### Given instruction
Print all entries word for word.

### Supplied material
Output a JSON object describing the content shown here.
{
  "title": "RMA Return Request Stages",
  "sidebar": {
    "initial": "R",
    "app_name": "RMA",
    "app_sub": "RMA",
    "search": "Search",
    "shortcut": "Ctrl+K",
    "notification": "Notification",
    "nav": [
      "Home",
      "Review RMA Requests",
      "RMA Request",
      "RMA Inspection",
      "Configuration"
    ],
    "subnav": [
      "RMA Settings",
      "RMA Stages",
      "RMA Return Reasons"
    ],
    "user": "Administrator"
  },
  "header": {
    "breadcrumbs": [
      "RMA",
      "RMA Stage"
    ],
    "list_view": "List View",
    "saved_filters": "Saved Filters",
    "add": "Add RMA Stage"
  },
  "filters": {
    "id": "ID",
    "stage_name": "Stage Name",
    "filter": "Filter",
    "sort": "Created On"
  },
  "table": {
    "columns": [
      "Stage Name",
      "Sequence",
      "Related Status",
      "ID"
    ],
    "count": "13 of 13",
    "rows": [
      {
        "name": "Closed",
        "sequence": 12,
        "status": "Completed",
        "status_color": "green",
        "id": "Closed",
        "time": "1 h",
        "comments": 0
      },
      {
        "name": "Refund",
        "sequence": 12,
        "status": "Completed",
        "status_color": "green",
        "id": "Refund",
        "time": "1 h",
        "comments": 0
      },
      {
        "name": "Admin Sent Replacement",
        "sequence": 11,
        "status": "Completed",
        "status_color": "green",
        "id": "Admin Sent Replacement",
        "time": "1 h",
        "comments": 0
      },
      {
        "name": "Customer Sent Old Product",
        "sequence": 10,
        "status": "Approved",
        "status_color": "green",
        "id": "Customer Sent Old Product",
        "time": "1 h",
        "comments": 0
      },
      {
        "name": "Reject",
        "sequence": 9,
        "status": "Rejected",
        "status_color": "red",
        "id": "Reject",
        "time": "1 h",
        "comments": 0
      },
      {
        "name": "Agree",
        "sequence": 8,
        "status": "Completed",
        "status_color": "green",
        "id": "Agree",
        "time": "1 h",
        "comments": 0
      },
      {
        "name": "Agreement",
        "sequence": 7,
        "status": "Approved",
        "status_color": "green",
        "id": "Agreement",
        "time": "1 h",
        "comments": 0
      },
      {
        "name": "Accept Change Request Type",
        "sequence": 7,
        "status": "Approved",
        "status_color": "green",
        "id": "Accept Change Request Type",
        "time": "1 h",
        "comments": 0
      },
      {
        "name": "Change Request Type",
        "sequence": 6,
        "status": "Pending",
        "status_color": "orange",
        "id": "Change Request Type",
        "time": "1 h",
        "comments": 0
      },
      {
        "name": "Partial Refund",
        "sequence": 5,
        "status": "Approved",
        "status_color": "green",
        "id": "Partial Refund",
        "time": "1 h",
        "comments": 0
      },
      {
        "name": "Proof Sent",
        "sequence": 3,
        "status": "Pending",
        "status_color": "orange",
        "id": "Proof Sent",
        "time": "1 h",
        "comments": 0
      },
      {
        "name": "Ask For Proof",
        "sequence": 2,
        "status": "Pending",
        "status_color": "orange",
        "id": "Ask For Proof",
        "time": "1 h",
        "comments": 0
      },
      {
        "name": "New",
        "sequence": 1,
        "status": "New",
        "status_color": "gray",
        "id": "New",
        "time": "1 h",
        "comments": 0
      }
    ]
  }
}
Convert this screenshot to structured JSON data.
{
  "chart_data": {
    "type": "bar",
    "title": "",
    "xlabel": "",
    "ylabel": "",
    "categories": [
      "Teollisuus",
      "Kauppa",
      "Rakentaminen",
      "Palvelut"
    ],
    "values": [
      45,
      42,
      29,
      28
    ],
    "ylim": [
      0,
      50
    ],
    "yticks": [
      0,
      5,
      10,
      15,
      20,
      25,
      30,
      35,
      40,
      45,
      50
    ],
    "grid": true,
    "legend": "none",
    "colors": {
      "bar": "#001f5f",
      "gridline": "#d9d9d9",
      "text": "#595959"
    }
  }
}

### Correct answer
Output a JSON object describing the content shown here.
{
  "title": "RMA Return Request Stages",
  "sidebar": {
    "initial": "R",
    "app_name": "RMA",
    "app_sub": "RMA",
    "search": "Search",
    "shortcut": "Ctrl+K",
    "notification": "Notification",
    "nav": [
      "Home",
      "Review RMA Requests",
      "RMA Request",
      "RMA Inspection",
      "Configuration"
    ],
    "subnav": [
      "RMA Settings",
      "RMA Stages",
      "RMA Return Reasons"
    ],
    "user": "Administrator"
  },
  "header": {
    "breadcrumbs": [
      "RMA",
      "RMA Stage"
    ],
    "list_view": "List View",
    "saved_filters": "Saved Filters",
    "add": "Add RMA Stage"
  },
  "filters": {
    "id": "ID",
    "stage_name": "Stage Name",
    "filter": "Filter",
    "sort": "Created On"
  },
  "table": {
    "columns": [
      "Stage Name",
      "Sequence",
      "Related Status",
      "ID"
    ],
    "count": "13 of 13",
    "rows": [
      {
        "name": "Closed",
        "sequence": 12,
        "status": "Completed",
        "status_color": "green",
        "id": "Closed",
        "time": "1 h",
        "comments": 0
      },
      {
        "name": "Refund",
        "sequence": 12,
        "status": "Completed",
        "status_color": "green",
        "id": "Refund",
        "time": "1 h",
        "comments": 0
      },
      {
        "name": "Admin Sent Replacement",
        "sequence": 11,
        "status": "Completed",
        "status_color": "green",
        "id": "Admin Sent Replacement",
        "time": "1 h",
        "comments": 0
      },
      {
        "name": "Customer Sent Old Product",
        "sequence": 10,
        "status": "Approved",
        "status_color": "green",
        "id": "Customer Sent Old Product",
        "time": "1 h",
        "comments": 0
      },
      {
        "name": "Reject",
        "sequence": 9,
        "status": "Rejected",
        "status_color": "red",
        "id": "Reject",
        "time": "1 h",
        "comments": 0
      },
      {
        "name": "Agree",
        "sequence": 8,
        "status": "Completed",
        "status_color": "green",
        "id": "Agree",
        "time": "1 h",
        "comments": 0
      },
      {
        "name": "Agreement",
        "sequence": 7,
        "status": "Approved",
        "status_color": "green",
        "id": "Agreement",
        "time": "1 h",
        "comments": 0
      },
      {
        "name": "Accept Change Request Type",
        "sequence": 7,
        "status": "Approved",
        "status_color": "green",
        "id": "Accept Change Request Type",
        "time": "1 h",
        "comments": 0
      },
      {
        "name": "Change Request Type",
        "sequence": 6,
        "status": "Pending",
        "status_color": "orange",
        "id": "Change Request Type",
        "time": "1 h",
        "comments": 0
      },
      {
        "name": "Partial Refund",
        "sequence": 5,
        "status": "Approved",
        "status_color": "green",
        "id": "Partial Refund",
        "time": "1 h",
        "comments": 0
      },
      {
        "name": "Proof Sent",
        "sequence": 3,
        "status": "Pending",
        "status_color": "orange",
        "id": "Proof Sent",
        "time": "1 h",
        "comments": 0
      },
      {
        "name": "Ask For Proof",
        "sequence": 2,
        "status": "Pending",
        "status_color": "orange",
        "id": "Ask For Proof",
        "time": "1 h",
        "comments": 0
      },
      {
        "name": "New",
        "sequence": 1,
        "status": "New",
        "status_color": "gray",
        "id": "New",
        "time": "1 h",
        "comments": 0
      }
    ]
  }
}
Convert this screenshot to structured JSON data.
{
  "chart_data": {
    "type": "bar",
    "title": "",
    "xlabel": "",
    "ylabel": "",
    "categories": [
      "Teollisuus",
      "Kauppa",
      "Rakentaminen",
      "Palvelut"
    ],
    "values": [
      45,
      42,
      29,
      28
    ],
    "ylim": [
      0,
      50
    ],
    "yticks": [
      0,
      5,
      10,
      15,
      20,
      25,
      30,
      35,
      40,
      45,
      50
    ],
    "grid": true,
    "legend": "none",
    "colors": {
      "bar": "#001f5f",
      "gridline": "#d9d9d9",
      "text": "#595959"
    }
  }
}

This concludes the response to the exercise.